REQUIREMENT
The entries below are to be transcribed in full, without their images.

SUPPLIED INFORMATION
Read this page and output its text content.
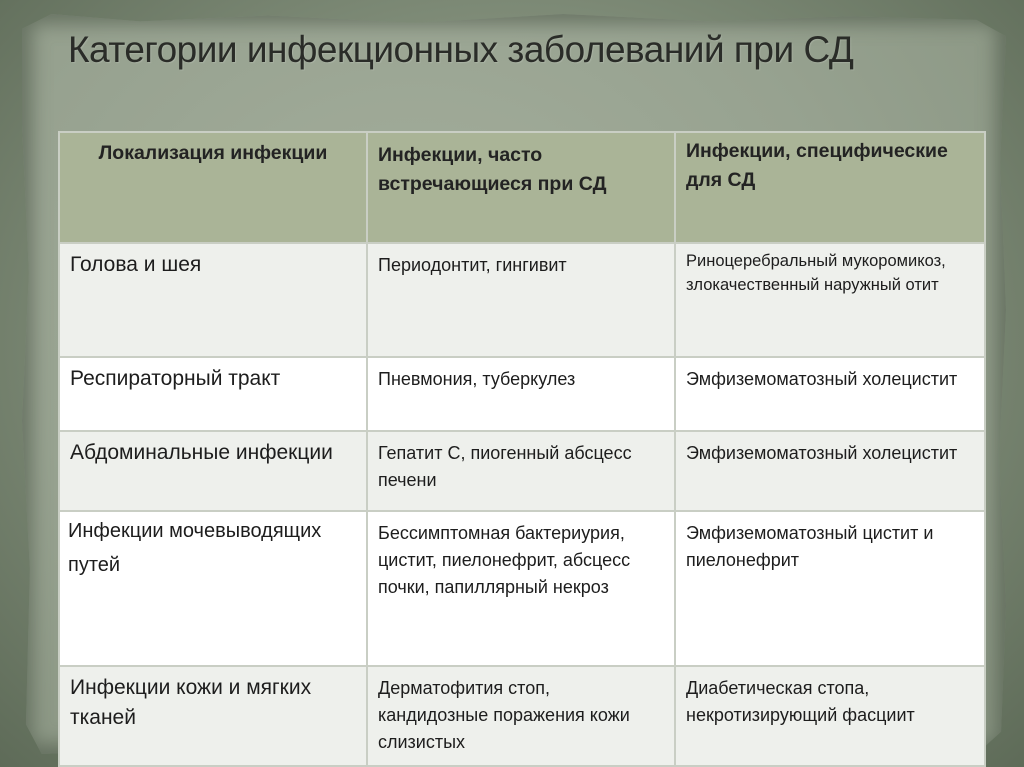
Категории инфекционных заболеваний при СД
Локализация инфекции	Инфекции, часто встречающиеся при СД	Инфекции, специфические для СД
Голова и шея	Периодонтит, гингивит	Риноцеребральный мукоромикоз, злокачественный наружный отит
Респираторный тракт	Пневмония, туберкулез	Эмфиземоматозный холецистит
Абдоминальные инфекции	Гепатит С, пиогенный абсцесс печени	Эмфиземоматозный холецистит
Инфекции мочевыводящих путей	Бессимптомная бактериурия, цистит, пиелонефрит, абсцесс почки, папиллярный некроз	Эмфиземоматозный цистит и пиелонефрит
Инфекции кожи и мягких тканей	Дерматофития стоп, кандидозные поражения кожи слизистых	Диабетическая стопа, некротизирующий фасциит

ANSWER
Read this page and output its text content.
Категории инфекционных заболеваний при СД
Локализация инфекции	Инфекции, часто встречающиеся при СД	Инфекции, специфические для СД
Голова и шея	Периодонтит, гингивит	Риноцеребральный мукоромикоз, злокачественный наружный отит
Респираторный тракт	Пневмония, туберкулез	Эмфиземоматозный холецистит
Абдоминальные инфекции	Гепатит С, пиогенный абсцесс печени	Эмфиземоматозный холецистит
Инфекции мочевыводящих путей	Бессимптомная бактериурия, цистит, пиелонефрит, абсцесс почки, папиллярный некроз	Эмфиземоматозный цистит и пиелонефрит
Инфекции кожи и мягких тканей	Дерматофития стоп, кандидозные поражения кожи слизистых	Диабетическая стопа, некротизирующий фасциит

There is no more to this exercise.